[GOAL]
Pick out all lines in the listing holding the string "acuerdo" and copy them.

(Data listing)

★ ★ ★ ★

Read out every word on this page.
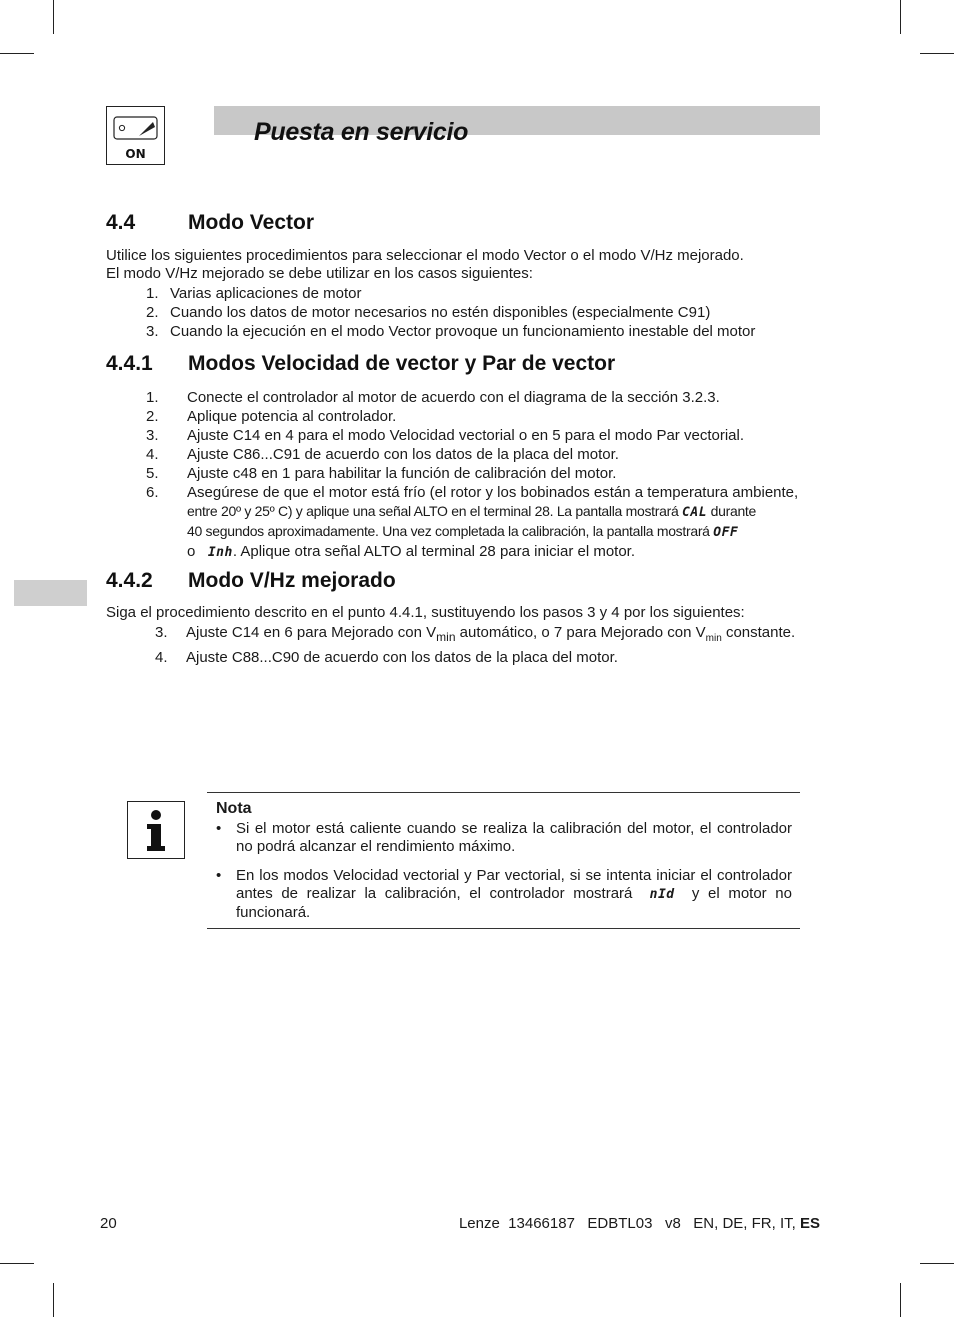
ON
Puesta en servicio
4.4	Modo Vector
Utilice los siguientes procedimientos para seleccionar el modo Vector o el modo V/Hz mejorado.
El modo V/Hz mejorado se debe utilizar en los casos siguientes:
1. Varias aplicaciones de motor
2. Cuando los datos de motor necesarios no estén disponibles (especialmente C91)
3. Cuando la ejecución en el modo Vector provoque un funcionamiento inestable del motor
4.4.1 Modos Velocidad de vector y Par de vector
1. Conecte el controlador al motor de acuerdo con el diagrama de la sección 3.2.3.
2. Aplique potencia al controlador.
3. Ajuste C14 en 4 para el modo Velocidad vectorial o en 5 para el modo Par vectorial.
4. Ajuste C86...C91 de acuerdo con los datos de la placa del motor.
5. Ajuste c48 en 1 para habilitar la función de calibración del motor.
6. Asegúrese de que el motor está frío (el rotor y los bobinados están a temperatura ambiente,
entre 20º y 25º C) y aplique una señal ALTO en el terminal 28. La pantalla mostrará CAL durante
40 segundos aproximadamente. Una vez completada la calibración, la pantalla mostrará OFF
o Inh. Aplique otra señal ALTO al terminal 28 para iniciar el motor.
4.4.2 Modo V/Hz mejorado
Siga el procedimiento descrito en el punto 4.4.1, sustituyendo los pasos 3 y 4 por los siguientes:
3. Ajuste C14 en 6 para Mejorado con $V_{min}$ automático, o 7 para Mejorado con $V_{min}$ constante.
4. Ajuste C88...C90 de acuerdo con los datos de la placa del motor.
Nota
• Si el motor está caliente cuando se realiza la calibración del motor, el controlador no podrá alcanzar el rendimiento máximo.
• En los modos Velocidad vectorial y Par vectorial, si se intenta iniciar el controlador antes de realizar la calibración, el controlador mostrará nId y el motor no funcionará.
20	Lenze  13466187   EDBTL03   v8   EN, DE, FR, IT, ES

★ ★ ★ ★

[COMPLETE RESPONSE]
1. Conecte el controlador al motor de acuerdo con el diagrama de la sección 3.2.3.
4. Ajuste C86...C91 de acuerdo con los datos de la placa del motor.
4. Ajuste C88...C90 de acuerdo con los datos de la placa del motor.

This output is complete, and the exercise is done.